Your objective >> In the material below, the lines containing the word "true" are required; copy each of them.

Data for the task >>
[BEGIN]
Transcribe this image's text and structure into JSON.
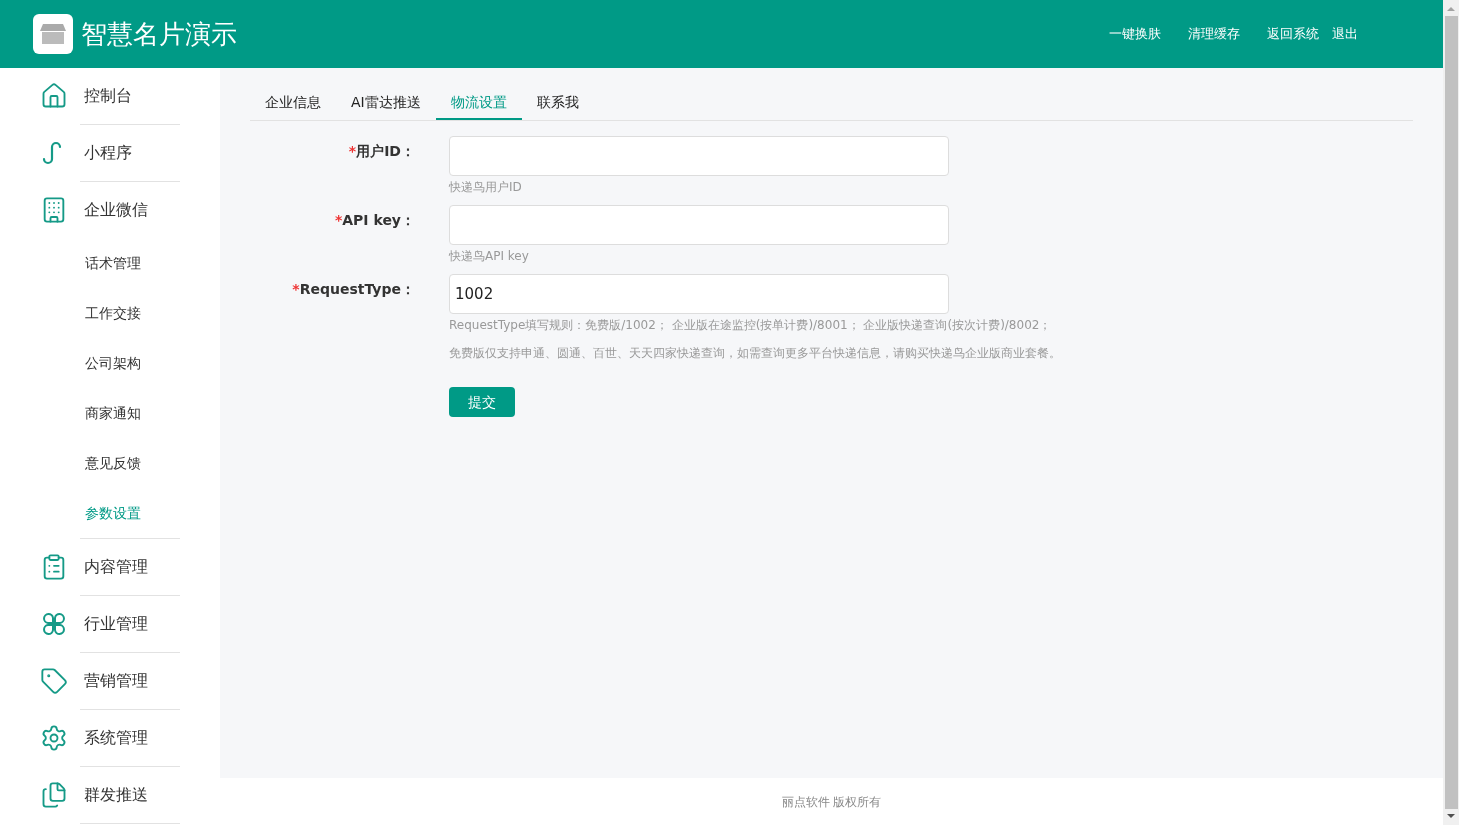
{
  "header": {
    "title": "智慧名片演示",
    "links": [
      "一键换肤",
      "清理缓存",
      "返回系统",
      "退出"
    ]
  },
  "sidebar": {
    "items": [
      {
        "label": "控制台",
        "selected": false
      },
      {
        "label": "小程序",
        "selected": false
      },
      {
        "label": "企业微信",
        "selected": false,
        "expanded": true,
        "children": [
          {
            "label": "话术管理",
            "selected": false
          },
          {
            "label": "工作交接",
            "selected": false
          },
          {
            "label": "公司架构",
            "selected": false
          },
          {
            "label": "商家通知",
            "selected": false
          },
          {
            "label": "意见反馈",
            "selected": false
          },
          {
            "label": "参数设置",
            "selected": true
          }
        ]
      },
      {
        "label": "内容管理",
        "selected": false
      },
      {
        "label": "行业管理",
        "selected": false
      },
      {
        "label": "营销管理",
        "selected": false
      },
      {
        "label": "系统管理",
        "selected": false
      },
      {
        "label": "群发推送",
        "selected": false
      }
    ]
  },
  "tabs": [
    {
      "label": "企业信息",
      "selected": false
    },
    {
      "label": "AI雷达推送",
      "selected": false
    },
    {
      "label": "物流设置",
      "selected": true
    },
    {
      "label": "联系我",
      "selected": false
    }
  ],
  "form": {
    "fields": [
      {
        "mark": "*",
        "label": "用户ID：",
        "help": [
          "快递鸟用户ID"
        ]
      },
      {
        "mark": "*",
        "label": "API key：",
        "help": [
          "快递鸟API key"
        ]
      },
      {
        "mark": "*",
        "label": "RequestType：",
        "value": "1002",
        "help": [
          "RequestType填写规则：免费版/1002； 企业版在途监控(按单计费)/8001； 企业版快递查询(按次计费)/8002；",
          "免费版仅支持申通、圆通、百世、天天四家快递查询，如需查询更多平台快递信息，请购买快递鸟企业版商业套餐。"
        ]
      }
    ],
    "submit": "提交"
  },
  "footer": "丽点软件 版权所有"
}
[END]
Response to the exercise >>
        "expanded": true,
            "selected": true
      "selected": true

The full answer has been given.